WHAT THIS TASK INVOLVES —
Output the data exactly, with every line intact.

DATA FOR THIS EXERCISE —

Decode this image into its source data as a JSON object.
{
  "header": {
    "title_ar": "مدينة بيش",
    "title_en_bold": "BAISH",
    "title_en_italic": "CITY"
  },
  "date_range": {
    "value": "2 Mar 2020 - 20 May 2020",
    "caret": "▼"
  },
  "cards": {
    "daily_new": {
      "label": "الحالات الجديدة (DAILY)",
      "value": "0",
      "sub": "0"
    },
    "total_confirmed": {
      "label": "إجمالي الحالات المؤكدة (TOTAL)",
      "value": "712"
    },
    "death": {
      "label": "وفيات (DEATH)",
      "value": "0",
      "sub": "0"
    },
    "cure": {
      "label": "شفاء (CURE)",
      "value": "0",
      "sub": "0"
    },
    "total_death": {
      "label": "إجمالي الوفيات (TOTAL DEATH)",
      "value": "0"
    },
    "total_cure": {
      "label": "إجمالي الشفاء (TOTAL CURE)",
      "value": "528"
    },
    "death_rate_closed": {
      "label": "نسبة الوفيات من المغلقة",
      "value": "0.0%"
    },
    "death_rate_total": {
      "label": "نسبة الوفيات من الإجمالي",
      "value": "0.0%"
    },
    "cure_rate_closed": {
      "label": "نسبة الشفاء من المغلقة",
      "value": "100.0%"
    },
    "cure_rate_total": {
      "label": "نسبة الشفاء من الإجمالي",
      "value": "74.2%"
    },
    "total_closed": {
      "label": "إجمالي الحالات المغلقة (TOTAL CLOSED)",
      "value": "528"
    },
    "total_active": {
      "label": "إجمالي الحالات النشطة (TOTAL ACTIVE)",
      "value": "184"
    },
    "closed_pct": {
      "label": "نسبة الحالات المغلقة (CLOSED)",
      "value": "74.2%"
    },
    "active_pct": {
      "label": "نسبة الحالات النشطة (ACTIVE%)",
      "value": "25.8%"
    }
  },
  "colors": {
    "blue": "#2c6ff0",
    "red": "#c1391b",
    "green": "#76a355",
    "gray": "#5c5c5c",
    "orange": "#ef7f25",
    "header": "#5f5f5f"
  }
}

COMPLETE RESPONSE —
Decode this image into its source data as a JSON object.
{
  "header": {
    "title_ar": "مدينة بيش",
    "title_en_bold": "BAISH",
    "title_en_italic": "CITY"
  },
  "date_range": {
    "value": "2 Mar 2020 - 20 May 2020",
    "caret": "▼"
  },
  "cards": {
    "daily_new": {
      "label": "الحالات الجديدة (DAILY)",
      "value": "0",
      "sub": "0"
    },
    "total_confirmed": {
      "label": "إجمالي الحالات المؤكدة (TOTAL)",
      "value": "712"
    },
    "death": {
      "label": "وفيات (DEATH)",
      "value": "0",
      "sub": "0"
    },
    "cure": {
      "label": "شفاء (CURE)",
      "value": "0",
      "sub": "0"
    },
    "total_death": {
      "label": "إجمالي الوفيات (TOTAL DEATH)",
      "value": "0"
    },
    "total_cure": {
      "label": "إجمالي الشفاء (TOTAL CURE)",
      "value": "528"
    },
    "death_rate_closed": {
      "label": "نسبة الوفيات من المغلقة",
      "value": "0.0%"
    },
    "death_rate_total": {
      "label": "نسبة الوفيات من الإجمالي",
      "value": "0.0%"
    },
    "cure_rate_closed": {
      "label": "نسبة الشفاء من المغلقة",
      "value": "100.0%"
    },
    "cure_rate_total": {
      "label": "نسبة الشفاء من الإجمالي",
      "value": "74.2%"
    },
    "total_closed": {
      "label": "إجمالي الحالات المغلقة (TOTAL CLOSED)",
      "value": "528"
    },
    "total_active": {
      "label": "إجمالي الحالات النشطة (TOTAL ACTIVE)",
      "value": "184"
    },
    "closed_pct": {
      "label": "نسبة الحالات المغلقة (CLOSED)",
      "value": "74.2%"
    },
    "active_pct": {
      "label": "نسبة الحالات النشطة (ACTIVE%)",
      "value": "25.8%"
    }
  },
  "colors": {
    "blue": "#2c6ff0",
    "red": "#c1391b",
    "green": "#76a355",
    "gray": "#5c5c5c",
    "orange": "#ef7f25",
    "header": "#5f5f5f"
  }
}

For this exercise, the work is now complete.